[Source data]
»»
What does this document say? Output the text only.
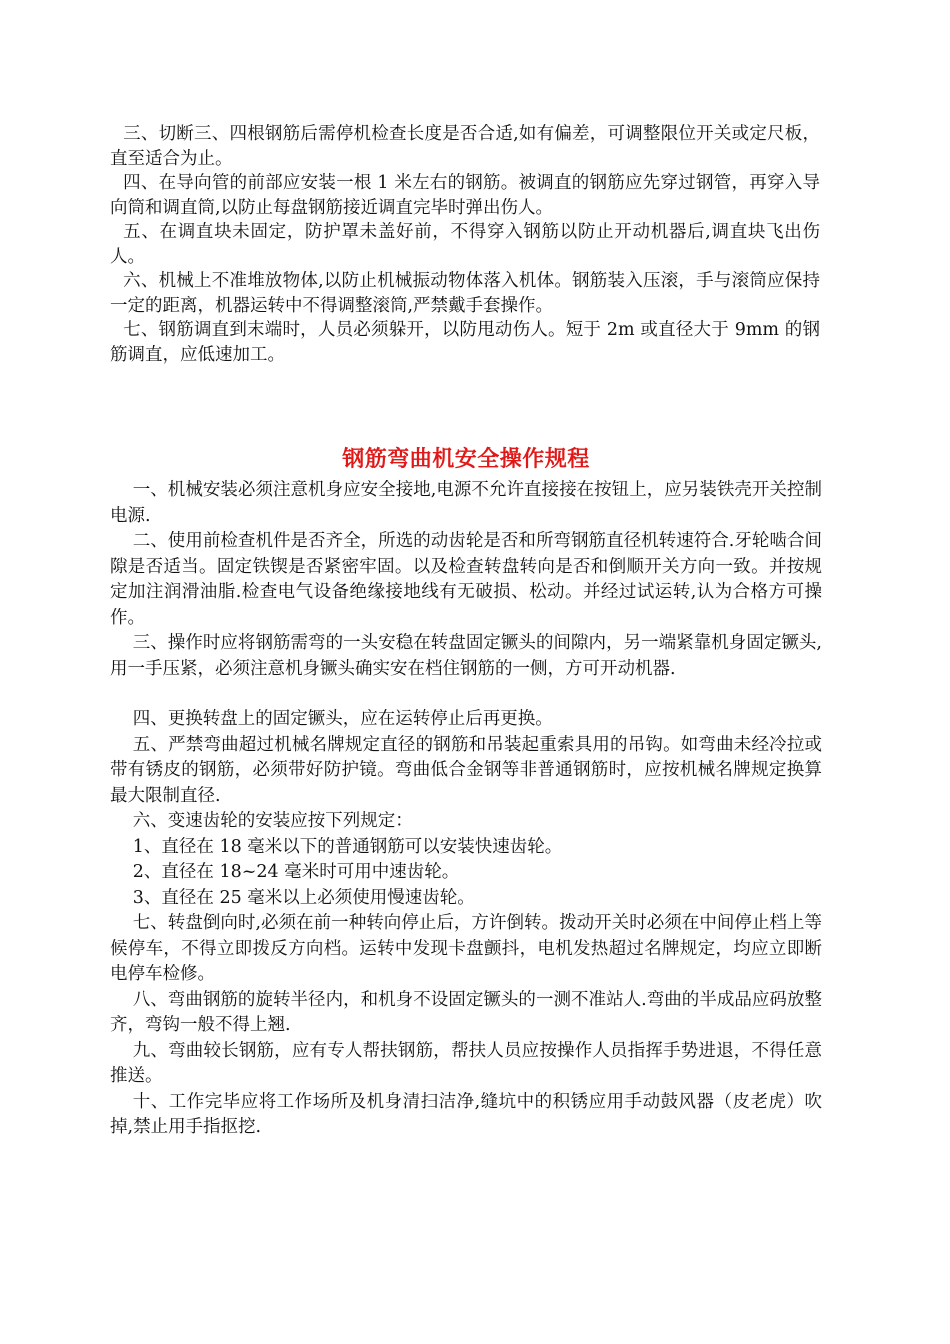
三、切断三、四根钢筋后需停机检查长度是否合适,如有偏差，可调整限位开关或定尺板，直至适合为止。

四、在导向管的前部应安装一根 1 米左右的钢筋。被调直的钢筋应先穿过钢管，再穿入导向筒和调直筒,以防止每盘钢筋接近调直完毕时弹出伤人。

五、在调直块未固定，防护罩未盖好前，不得穿入钢筋以防止开动机器后,调直块飞出伤人。

六、机械上不准堆放物体,以防止机械振动物体落入机体。钢筋装入压滚，手与滚筒应保持一定的距离，机器运转中不得调整滚筒,严禁戴手套操作。

七、钢筋调直到末端时，人员必须躲开，以防甩动伤人。短于 2m 或直径大于 9mm 的钢筋调直，应低速加工。

钢筋弯曲机安全操作规程

一、机械安装必须注意机身应安全接地,电源不允许直接接在按钮上，应另装铁壳开关控制电源.

二、使用前检查机件是否齐全，所选的动齿轮是否和所弯钢筋直径机转速符合.牙轮啮合间隙是否适当。固定铁锲是否紧密牢固。以及检查转盘转向是否和倒顺开关方向一致。并按规定加注润滑油脂.检查电气设备绝缘接地线有无破损、松动。并经过试运转,认为合格方可操作。

三、操作时应将钢筋需弯的一头安稳在转盘固定镢头的间隙内，另一端紧靠机身固定镢头,用一手压紧，必须注意机身镢头确实安在档住钢筋的一侧，方可开动机器.

四、更换转盘上的固定镢头，应在运转停止后再更换。

五、严禁弯曲超过机械名牌规定直径的钢筋和吊装起重索具用的吊钩。如弯曲未经冷拉或带有锈皮的钢筋，必须带好防护镜。弯曲低合金钢等非普通钢筋时，应按机械名牌规定换算最大限制直径.

六、变速齿轮的安装应按下列规定：

1、直径在 18 毫米以下的普通钢筋可以安装快速齿轮。

2、直径在 18~24 毫米时可用中速齿轮。

3、直径在 25 毫米以上必须使用慢速齿轮。

七、转盘倒向时,必须在前一种转向停止后，方许倒转。拨动开关时必须在中间停止档上等候停车，不得立即拨反方向档。运转中发现卡盘颤抖，电机发热超过名牌规定，均应立即断电停车检修。

八、弯曲钢筋的旋转半径内，和机身不设固定镢头的一测不准站人.弯曲的半成品应码放整齐，弯钩一般不得上翘.

九、弯曲较长钢筋，应有专人帮扶钢筋，帮扶人员应按操作人员指挥手势进退，不得任意推送。

十、工作完毕应将工作场所及机身清扫洁净,缝坑中的积锈应用手动鼓风器（皮老虎）吹掉,禁止用手指抠挖.
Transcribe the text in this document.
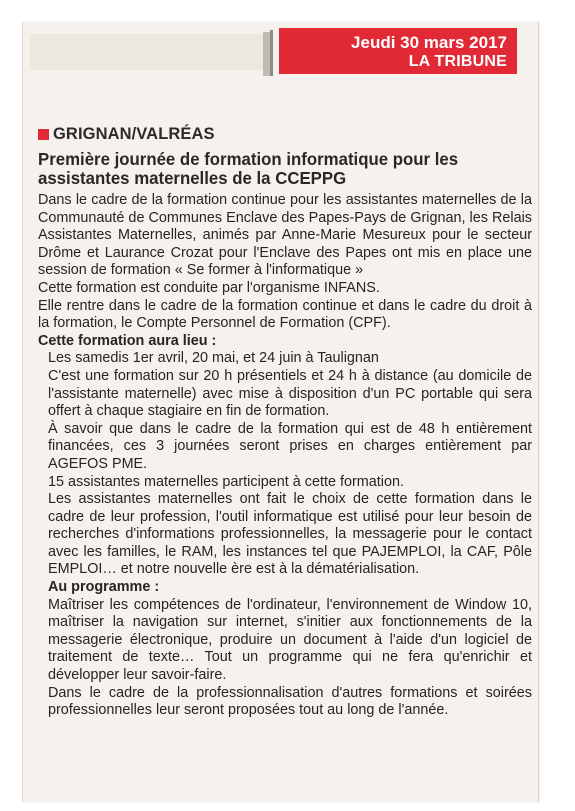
Jeudi 30 mars 2017
LA TRIBUNE
GRIGNAN/VALRÉAS
Première journée de formation informatique pour les assistantes maternelles de la CCEPPG

Dans le cadre de la formation continue pour les assistantes maternelles de la Communauté de Communes Enclave des Papes-Pays de Grignan, les Relais Assistantes Maternelles, animés par Anne-Marie Mesureux pour le secteur Drôme et Laurance Crozat pour l'Enclave des Papes ont mis en place une session de formation « Se former à l'informatique »

Cette formation est conduite par l'organisme INFANS.

Elle rentre dans le cadre de la formation continue et dans le cadre du droit à la formation, le Compte Personnel de Formation (CPF).

Cette formation aura lieu :

Les samedis 1er avril, 20 mai, et 24 juin à Taulignan

C'est une formation sur 20 h présentiels et 24 h à distance (au domicile de l'assistante maternelle) avec mise à disposition d'un PC portable qui sera offert à chaque stagiaire en fin de formation.

À savoir que dans le cadre de la formation qui est de 48 h entièrement financées, ces 3 journées seront prises en charges entièrement par AGEFOS PME.

15 assistantes maternelles participent à cette formation.

Les assistantes maternelles ont fait le choix de cette formation dans le cadre de leur profession, l'outil informatique est utilisé pour leur besoin de recherches d'informations professionnelles, la messagerie pour le contact avec les familles, le RAM, les instances tel que PAJEMPLOI, la CAF, Pôle EMPLOI… et notre nouvelle ère est à la dématérialisation.

Au programme :

Maîtriser les compétences de l'ordinateur, l'environnement de Window 10, maîtriser la navigation sur internet, s'initier aux fonctionnements de la messagerie électronique, produire un document à l'aide d'un logiciel de traitement de texte… Tout un programme qui ne fera qu'enrichir et développer leur savoir-faire.

Dans le cadre de la professionnalisation d'autres formations et soirées professionnelles leur seront proposées tout au long de l'année.
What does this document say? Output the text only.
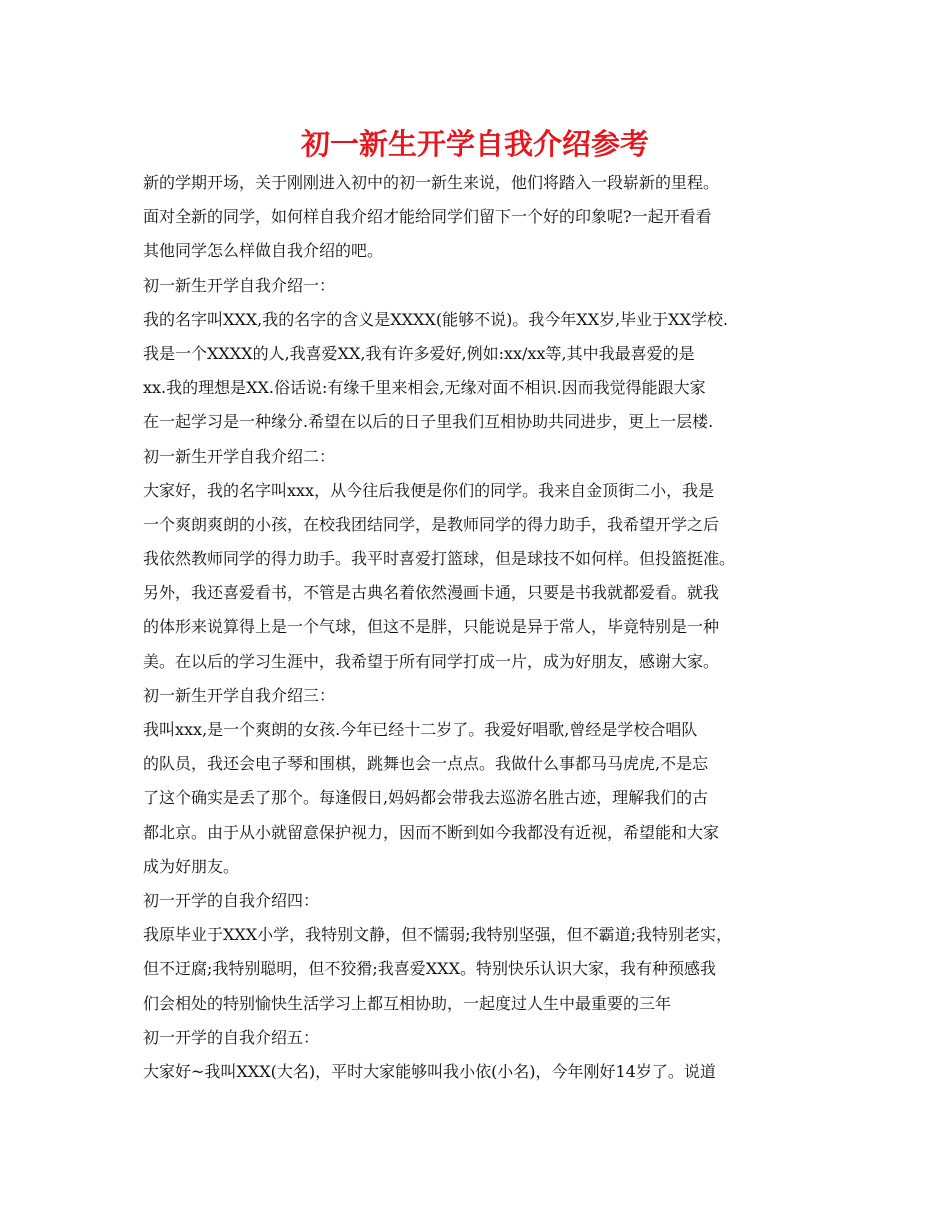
初一新生开学自我介绍参考
新的学期开场，关于刚刚进入初中的初一新生来说，他们将踏入一段崭新的里程。
面对全新的同学，如何样自我介绍才能给同学们留下一个好的印象呢?一起开看看
其他同学怎么样做自我介绍的吧。
初一新生开学自我介绍一：
我的名字叫XXX,我的名字的含义是XXXX(能够不说)。我今年XX岁,毕业于XX学校.
我是一个XXXX的人,我喜爱XX,我有许多爱好,例如:xx/xx等,其中我最喜爱的是
xx.我的理想是XX.俗话说:有缘千里来相会,无缘对面不相识.因而我觉得能跟大家
在一起学习是一种缘分.希望在以后的日子里我们互相协助共同进步，更上一层楼.
初一新生开学自我介绍二：
大家好，我的名字叫xxx，从今往后我便是你们的同学。我来自金顶街二小，我是
一个爽朗爽朗的小孩，在校我团结同学，是教师同学的得力助手，我希望开学之后
我依然教师同学的得力助手。我平时喜爱打篮球，但是球技不如何样。但投篮挺准。
另外，我还喜爱看书，不管是古典名着依然漫画卡通，只要是书我就都爱看。就我
的体形来说算得上是一个气球，但这不是胖，只能说是异于常人，毕竟特别是一种
美。在以后的学习生涯中，我希望于所有同学打成一片，成为好朋友，感谢大家。
初一新生开学自我介绍三：
我叫xxx,是一个爽朗的女孩.今年已经十二岁了。我爱好唱歌,曾经是学校合唱队
的队员，我还会电子琴和围棋，跳舞也会一点点。我做什么事都马马虎虎,不是忘
了这个确实是丢了那个。每逢假日,妈妈都会带我去巡游名胜古迹，理解我们的古
都北京。由于从小就留意保护视力，因而不断到如今我都没有近视，希望能和大家
成为好朋友。
初一开学的自我介绍四：
我原毕业于XXX小学，我特别文静，但不懦弱;我特别坚强，但不霸道;我特别老实，
但不迂腐;我特别聪明，但不狡猾;我喜爱XXX。特别快乐认识大家，我有种预感我
们会相处的特别愉快生活学习上都互相协助，一起度过人生中最重要的三年
初一开学的自我介绍五：
大家好~我叫XXX(大名)，平时大家能够叫我小依(小名)，今年刚好14岁了。说道
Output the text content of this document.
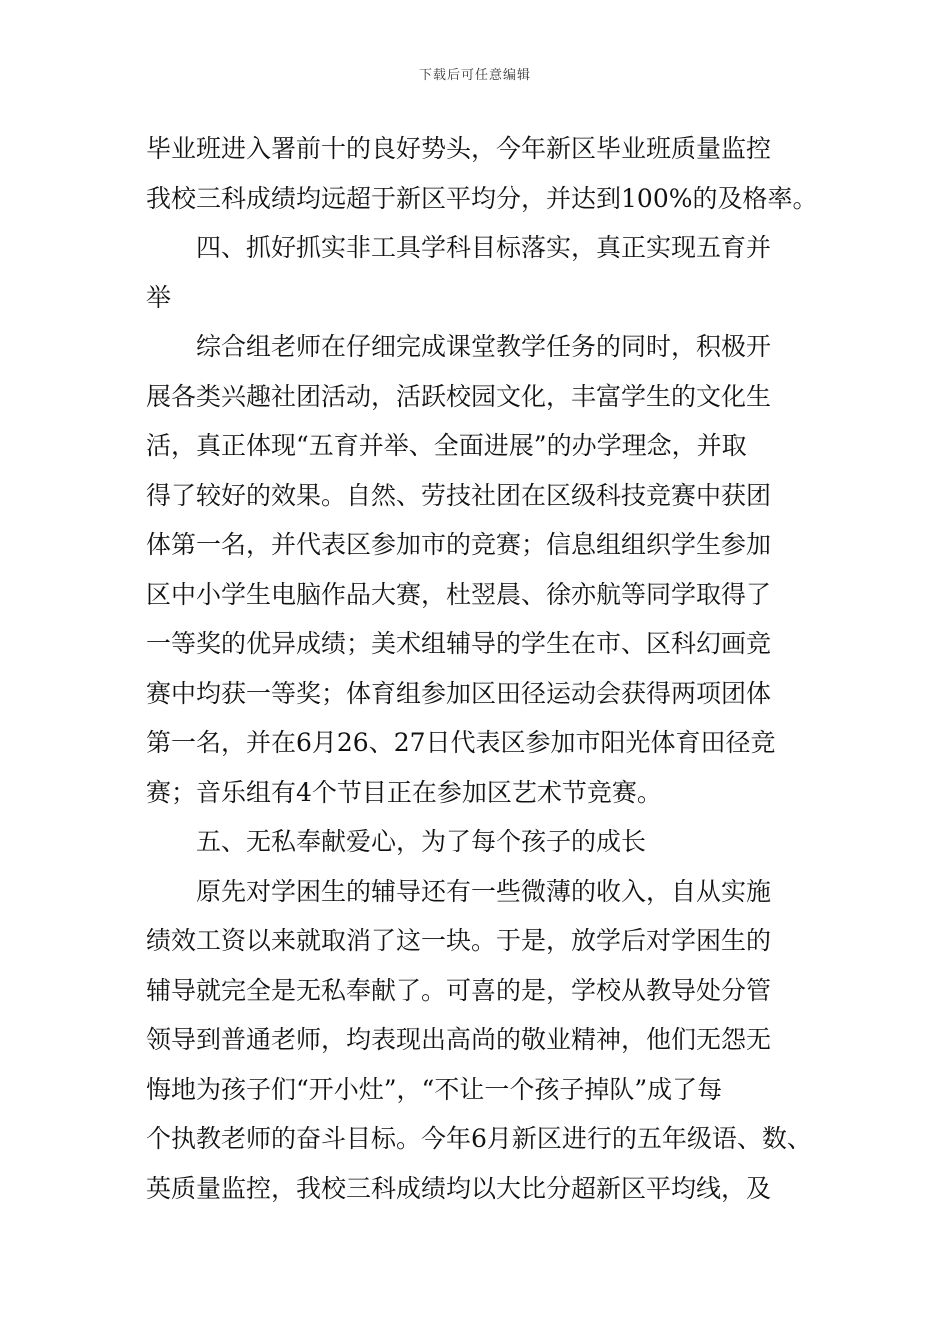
下载后可任意编辑
毕业班进入署前十的良好势头，今年新区毕业班质量监控
我校三科成绩均远超于新区平均分，并达到100%的及格率。
四、抓好抓实非工具学科目标落实，真正实现五育并
举
综合组老师在仔细完成课堂教学任务的同时，积极开
展各类兴趣社团活动，活跃校园文化，丰富学生的文化生
活，真正体现“五育并举、全面进展”的办学理念，并取
得了较好的效果。自然、劳技社团在区级科技竞赛中获团
体第一名，并代表区参加市的竞赛；信息组组织学生参加
区中小学生电脑作品大赛，杜翌晨、徐亦航等同学取得了
一等奖的优异成绩；美术组辅导的学生在市、区科幻画竞
赛中均获一等奖；体育组参加区田径运动会获得两项团体
第一名，并在6月26、27日代表区参加市阳光体育田径竞
赛；音乐组有4个节目正在参加区艺术节竞赛。
五、无私奉献爱心，为了每个孩子的成长
原先对学困生的辅导还有一些微薄的收入，自从实施
绩效工资以来就取消了这一块。于是，放学后对学困生的
辅导就完全是无私奉献了。可喜的是，学校从教导处分管
领导到普通老师，均表现出高尚的敬业精神，他们无怨无
悔地为孩子们“开小灶”，“不让一个孩子掉队”成了每
个执教老师的奋斗目标。今年6月新区进行的五年级语、数、
英质量监控，我校三科成绩均以大比分超新区平均线，及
««
- PROBLEM -
Pick out the lines above that hold the string "cadre" and show them.

- SOLUTION -
Dans le cadre de la formation continue pour les assistantes maternelles de la Communauté de Communes Enclave des Papes-Pays de Grignan, les Relais Assistantes Maternelles, animés par Anne-Marie Mesureux pour le secteur Drôme et Laurance Crozat pour l'Enclave des Papes ont mis en place une session de formation « Se former à l'informatique »
Elle rentre dans le cadre de la formation continue et dans le cadre du droit à la formation, le Compte Personnel de Formation (CPF).
À savoir que dans le cadre de la formation qui est de 48 h entièrement financées, ces 3 journées seront prises en charges entièrement par AGEFOS PME.
Les assistantes maternelles ont fait le choix de cette formation dans le cadre de leur profession, l'outil informatique est utilisé pour leur besoin de recherches d'informations professionnelles, la messagerie pour le contact avec les familles, le RAM, les instances tel que PAJEMPLOI, la CAF, Pôle EMPLOI… et notre nouvelle ère est à la dématérialisation.
Dans le cadre de la professionnalisation d'autres formations et soirées professionnelles leur seront proposées tout au long de l'année.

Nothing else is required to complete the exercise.